Visual layout annotation data
────────

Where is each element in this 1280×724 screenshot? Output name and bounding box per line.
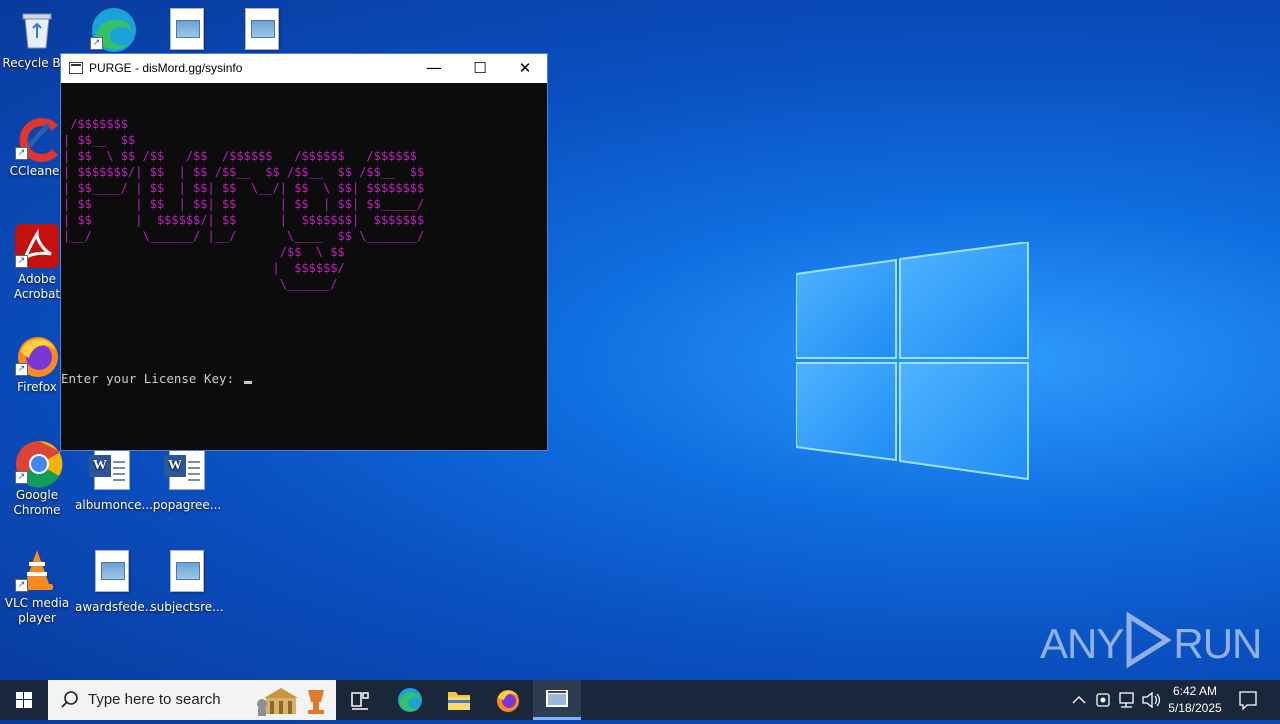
search-placeholder: Type here to search <box>88 691 221 708</box>
image-file-desktop-icon-3[interactable]: awardsfede... <box>75 550 157 615</box>
volume-button[interactable] <box>1140 680 1162 720</box>
google-chrome-desktop-icon[interactable]: ↗ Google Chrome <box>0 440 74 518</box>
console-app-icon <box>69 62 83 74</box>
shortcut-arrow-icon: ↗ <box>15 471 28 484</box>
search-icon <box>61 691 78 708</box>
image-file-icon <box>170 8 204 50</box>
edge-icon <box>398 688 422 712</box>
prompt-text: Enter your License Key: <box>61 371 242 386</box>
anyrun-watermark: ANY RUN <box>1040 612 1262 668</box>
word-document-icon: W <box>164 450 205 490</box>
start-button[interactable] <box>0 680 48 720</box>
show-hidden-icons-button[interactable] <box>1068 680 1090 720</box>
ascii-art-banner: /$$$$$$$ | $$__ $$ | $$ \ $$ /$$ /$$ /$$… <box>63 117 425 291</box>
shortcut-arrow-icon: ↗ <box>15 579 28 592</box>
tray-app-button[interactable] <box>1092 680 1114 720</box>
notifications-button[interactable] <box>1234 680 1262 720</box>
image-file-desktop-icon-4[interactable]: subjectsre... <box>150 550 224 615</box>
vlc-icon: ↗ <box>15 548 59 592</box>
taskbar-console-button[interactable] <box>533 680 581 720</box>
console-output[interactable]: /$$$$$$$ | $$__ $$ | $$ \ $$ /$$ /$$ /$$… <box>61 83 547 450</box>
desktop-icon-label: VLC media player <box>4 596 70 625</box>
adobe-acrobat-icon: ↗ <box>15 224 59 268</box>
play-logo-icon <box>1126 612 1173 668</box>
text-cursor <box>243 381 252 384</box>
desktop-icon-label: albumonce... <box>75 498 153 512</box>
edge-icon: ↗ <box>90 6 136 52</box>
desktop-icon-label: awardsfede... <box>75 600 157 614</box>
image-file-icon <box>170 550 204 592</box>
vlc-desktop-icon[interactable]: ↗ VLC media player <box>0 548 74 626</box>
console-window[interactable]: PURGE - disMord.gg/sysinfo — ☐ ✕ /$$$$$$… <box>60 53 548 451</box>
ccleaner-icon: ↗ <box>15 116 59 162</box>
window-titlebar[interactable]: PURGE - disMord.gg/sysinfo — ☐ ✕ <box>61 54 547 83</box>
clock-date: 5/18/2025 <box>1168 701 1222 715</box>
network-button[interactable] <box>1116 680 1138 720</box>
image-file-desktop-icon[interactable] <box>150 8 224 50</box>
shortcut-arrow-icon: ↗ <box>15 255 28 268</box>
taskbar: Type here to search 6:42 AM 5/18/2025 <box>0 680 1280 720</box>
shortcut-arrow-icon: ↗ <box>15 363 28 376</box>
speaker-icon <box>1142 691 1161 709</box>
word-document-icon: W <box>89 450 130 490</box>
taskbar-edge-button[interactable] <box>386 680 434 720</box>
watermark-left: ANY <box>1040 620 1124 667</box>
shortcut-arrow-icon: ↗ <box>15 147 28 160</box>
firefox-icon: ↗ <box>15 332 59 377</box>
task-view-icon <box>351 692 369 710</box>
firefox-icon <box>497 690 519 712</box>
windows-start-icon <box>16 692 32 708</box>
folder-icon <box>448 692 470 710</box>
image-file-desktop-icon-2[interactable] <box>225 8 299 50</box>
window-title: PURGE - disMord.gg/sysinfo <box>89 61 243 75</box>
shortcut-arrow-icon: ↗ <box>90 37 103 50</box>
tray-app-icon <box>1096 693 1110 707</box>
desktop-icon-label: subjectsre... <box>150 600 224 614</box>
taskbar-search-box[interactable]: Type here to search <box>48 680 336 720</box>
image-file-icon <box>95 550 129 592</box>
license-key-prompt[interactable]: Enter your License Key: <box>61 371 252 386</box>
notification-icon <box>1239 691 1257 711</box>
taskbar-firefox-button[interactable] <box>484 680 532 720</box>
taskbar-clock[interactable]: 6:42 AM 5/18/2025 <box>1160 683 1230 717</box>
desktop-icon-label: popagree... <box>152 498 222 512</box>
word-document-desktop-icon[interactable]: W albumonce... <box>75 450 153 513</box>
search-highlight-illustration-icon <box>257 688 324 716</box>
chevron-up-icon <box>1072 696 1086 704</box>
desktop-icon-label: Google Chrome <box>13 488 61 517</box>
minimize-button[interactable]: — <box>411 54 457 83</box>
close-button[interactable]: ✕ <box>502 54 548 83</box>
clock-time: 6:42 AM <box>1172 684 1218 698</box>
chrome-icon: ↗ <box>15 440 63 488</box>
edge-desktop-icon[interactable]: ↗ <box>75 6 149 54</box>
word-document-desktop-icon-2[interactable]: W popagree... <box>150 450 224 513</box>
windows-logo-wallpaper <box>796 242 1029 480</box>
network-icon <box>1119 692 1134 708</box>
task-view-button[interactable] <box>336 680 384 720</box>
recycle-bin-icon <box>15 8 59 52</box>
watermark-right: RUN <box>1173 620 1262 667</box>
image-file-icon <box>245 8 279 50</box>
maximize-button[interactable]: ☐ <box>457 54 503 83</box>
taskbar-file-explorer-button[interactable] <box>435 680 483 720</box>
console-window-icon <box>546 690 568 707</box>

────────

=== The problem ===
Output each line of the listing above as a JSON list of strings, one string per line, with blank lines and pictures left out.

=== Solution to the problem ===
[
  "Where is each element in this 1280×724 screenshot? Output name and bounding box per line.",
  "search-placeholder: Type here to search <box>88 691 221 708</box>",
  "image-file-desktop-icon-3[interactable]: awardsfede... <box>75 550 157 615</box>",
  "volume-button[interactable] <box>1140 680 1162 720</box>",
  "google-chrome-desktop-icon[interactable]: ↗ Google Chrome <box>0 440 74 518</box>",
  "console-app-icon <box>69 62 83 74</box>",
  "shortcut-arrow-icon: ↗ <box>15 471 28 484</box>",
  "search-icon <box>61 691 78 708</box>",
  "image-file-icon <box>170 8 204 50</box>",
  "edge-icon <box>398 688 422 712</box>",
  "prompt-text: Enter your License Key: <box>61 371 242 386</box>",
  "anyrun-watermark: ANY RUN <box>1040 612 1262 668</box>",
  "word-document-icon: W <box>164 450 205 490</box>",
  "start-button[interactable] <box>0 680 48 720</box>",
  "show-hidden-icons-button[interactable] <box>1068 680 1090 720</box>",
  "ascii-art-banner: /$$$$$$$ | $$__ $$ | $$ \\ $$ /$$ /$$ /$$… <box>63 117 425 291</box>",
  "shortcut-arrow-icon: ↗ <box>15 579 28 592</box>",
  "tray-app-button[interactable] <box>1092 680 1114 720</box>",
  "notifications-button[interactable] <box>1234 680 1262 720</box>",
  "image-file-desktop-icon-4[interactable]: subjectsre... <box>150 550 224 615</box>",
  "vlc-icon: ↗ <box>15 548 59 592</box>",
  "taskbar-console-button[interactable] <box>533 680 581 720</box>",
  "console-output[interactable]: /$$$$$$$ | $$__ $$ | $$ \\ $$ /$$ /$$ /$$… <box>61 83 547 450</box>",
  "desktop-icon-label: VLC media player <box>4 596 70 625</box>",
  "adobe-acrobat-icon: ↗ <box>15 224 59 268</box>",
  "play-logo-icon <box>1126 612 1173 668</box>",
  "text-cursor <box>243 381 252 384</box>",
  "desktop-icon-label: albumonce... <box>75 498 153 512</box>",
  "edge-icon: ↗ <box>90 6 136 52</box>",
  "desktop-icon-label: awardsfede... <box>75 600 157 614</box>",
  "image-file-icon <box>170 550 204 592</box>",
  "vlc-desktop-icon[interactable]: ↗ VLC media player <box>0 548 74 626</box>",
  "console-window[interactable]: PURGE - disMord.gg/sysinfo — ☐ ✕ /$$$$$$… <box>60 53 548 451</box>",
  "ccleaner-icon: ↗ <box>15 116 59 162</box>",
  "window-titlebar[interactable]: PURGE - disMord.gg/sysinfo — ☐ ✕ <box>61 54 547 83</box>",
  "clock-date: 5/18/2025 <box>1168 701 1222 715</box>",
  "network-button[interactable] <box>1116 680 1138 720</box>",
  "image-file-desktop-icon[interactable] <box>150 8 224 50</box>",
  "shortcut-arrow-icon: ↗ <box>15 255 28 268</box>",
  "taskbar: Type here to search 6:42 AM 5/18/2025 <box>0 680 1280 720</box>",
  "shortcut-arrow-icon: ↗ <box>15 363 28 376</box>",
  "speaker-icon <box>1142 691 1161 709</box>",
  "word-document-icon: W <box>89 450 130 490</box>",
  "taskbar-edge-button[interactable] <box>386 680 434 720</box>",
  "watermark-left: ANY <box>1040 620 1124 667</box>",
  "shortcut-arrow-icon: ↗ <box>15 147 28 160</box>",
  "firefox-icon: ↗ <box>15 332 59 377</box>",
  "task-view-icon <box>351 692 369 710</box>",
  "firefox-icon <box>497 690 519 712</box>",
  "windows-start-icon <box>16 692 32 708</box>",
  "folder-icon <box>448 692 470 710</box>",
  "image-file-desktop-icon-2[interactable] <box>225 8 299 50</box>",
  "window-title: PURGE - disMord.gg/sysinfo <box>89 61 243 75</box>",
  "shortcut-arrow-icon: ↗ <box>90 37 103 50</box>",
  "tray-app-icon <box>1096 693 1110 707</box>",
  "desktop-icon-label: subjectsre... <box>150 600 224 614</box>",
  "taskbar-search-box[interactable]: Type here to search <box>48 680 336 720</box>",
  "image-file-icon <box>95 550 129 592</box>",
  "license-key-prompt[interactable]: Enter your License Key: <box>61 371 252 386</box>",
  "notification-icon <box>1239 691 1257 711</box>",
  "taskbar-firefox-button[interactable] <box>484 680 532 720</box>",
  "taskbar-clock[interactable]: 6:42 AM 5/18/2025 <box>1160 683 1230 717</box>",
  "desktop-icon-label: popagree... <box>152 498 222 512</box>",
  "word-document-desktop-icon[interactable]: W albumonce... <box>75 450 153 513</box>",
  "search-highlight-illustration-icon <box>257 688 324 716</box>",
  "chevron-up-icon <box>1072 696 1086 704</box>",
  "desktop-icon-label: Google Chrome <box>13 488 61 517</box>",
  "minimize-button[interactable]: — <box>411 54 457 83</box>",
  "close-button[interactable]: ✕ <box>502 54 548 83</box>",
  "clock-time: 6:42 AM <box>1172 684 1218 698</box>",
  "chrome-icon: ↗ <box>15 440 63 488</box>",
  "edge-desktop-icon[interactable]: ↗ <box>75 6 149 54</box>",
  "word-document-desktop-icon-2[interactable]: W popagree... <box>150 450 224 513</box>",
  "windows-logo-wallpaper <box>796 242 1029 480</box>",
  "network-icon <box>1119 692 1134 708</box>",
  "task-view-button[interactable] <box>336 680 384 720</box>",
  "recycle-bin-icon <box>15 8 59 52</box>",
  "watermark-right: RUN <box>1173 620 1262 667</box>",
  "image-file-icon <box>245 8 279 50</box>",
  "maximize-button[interactable]: ☐ <box>457 54 503 83</box>",
  "taskbar-file-explorer-button[interactable] <box>435 680 483 720</box>",
  "console-window-icon <box>546 690 568 707</box>"
]